## BEGIN Material for this task

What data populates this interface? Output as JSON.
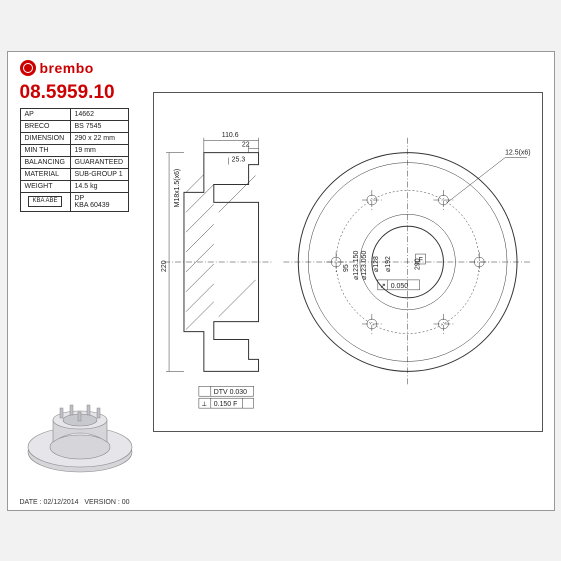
{
  "brand": "brembo",
  "part_number": "08.5959.10",
  "specs": {
    "rows": [
      {
        "label": "AP",
        "value": "14662"
      },
      {
        "label": "BRECO",
        "value": "BS 7545"
      },
      {
        "label": "DIMENSION",
        "value": "290 x 22 mm"
      },
      {
        "label": "MIN TH",
        "value": "19 mm"
      },
      {
        "label": "BALANCING",
        "value": "GUARANTEED"
      },
      {
        "label": "MATERIAL",
        "value": "SUB-GROUP 1"
      },
      {
        "label": "WEIGHT",
        "value": "14.5 kg"
      }
    ],
    "badge_label": "KBA\nABE",
    "badge_row": {
      "label": "DP",
      "value": "KBA 60439"
    }
  },
  "drawing": {
    "side": {
      "total_width": "110.6",
      "disc_thickness": "22",
      "hub_offset": "25.3",
      "thread_spec": "M18x1.5(x6)",
      "overall_height": "220"
    },
    "front": {
      "outer_diameter": "290",
      "bolt_circle": "192",
      "register_diameter": "128",
      "hub_id_upper": "123.150",
      "hub_id_lower": "123.050",
      "hub_inner": "95",
      "bolt_hole": "12.5(x6)",
      "runout_tol": "0.050",
      "flatness_tol": "0.150 F",
      "dtv_tol": "DTV 0.030",
      "flat_sym": "F"
    }
  },
  "footer": {
    "date_label": "DATE :",
    "date": "02/12/2014",
    "version_label": "VERSION :",
    "version": "00"
  },
  "colors": {
    "accent": "#cc0000",
    "line": "#333333",
    "bg": "#ffffff",
    "page_bg": "#f2f2f2",
    "iso_fill": "#d5d5da"
  }
}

## END Material for this task

Set task
Without including any pictures, print each record exactly.

Result of the task
What data populates this interface? Output as JSON.
{
  "brand": "brembo",
  "part_number": "08.5959.10",
  "specs": {
    "rows": [
      {
        "label": "AP",
        "value": "14662"
      },
      {
        "label": "BRECO",
        "value": "BS 7545"
      },
      {
        "label": "DIMENSION",
        "value": "290 x 22 mm"
      },
      {
        "label": "MIN TH",
        "value": "19 mm"
      },
      {
        "label": "BALANCING",
        "value": "GUARANTEED"
      },
      {
        "label": "MATERIAL",
        "value": "SUB-GROUP 1"
      },
      {
        "label": "WEIGHT",
        "value": "14.5 kg"
      }
    ],
    "badge_label": "KBA\nABE",
    "badge_row": {
      "label": "DP",
      "value": "KBA 60439"
    }
  },
  "drawing": {
    "side": {
      "total_width": "110.6",
      "disc_thickness": "22",
      "hub_offset": "25.3",
      "thread_spec": "M18x1.5(x6)",
      "overall_height": "220"
    },
    "front": {
      "outer_diameter": "290",
      "bolt_circle": "192",
      "register_diameter": "128",
      "hub_id_upper": "123.150",
      "hub_id_lower": "123.050",
      "hub_inner": "95",
      "bolt_hole": "12.5(x6)",
      "runout_tol": "0.050",
      "flatness_tol": "0.150 F",
      "dtv_tol": "DTV 0.030",
      "flat_sym": "F"
    }
  },
  "footer": {
    "date_label": "DATE :",
    "date": "02/12/2014",
    "version_label": "VERSION :",
    "version": "00"
  },
  "colors": {
    "accent": "#cc0000",
    "line": "#333333",
    "bg": "#ffffff",
    "page_bg": "#f2f2f2",
    "iso_fill": "#d5d5da"
  }
}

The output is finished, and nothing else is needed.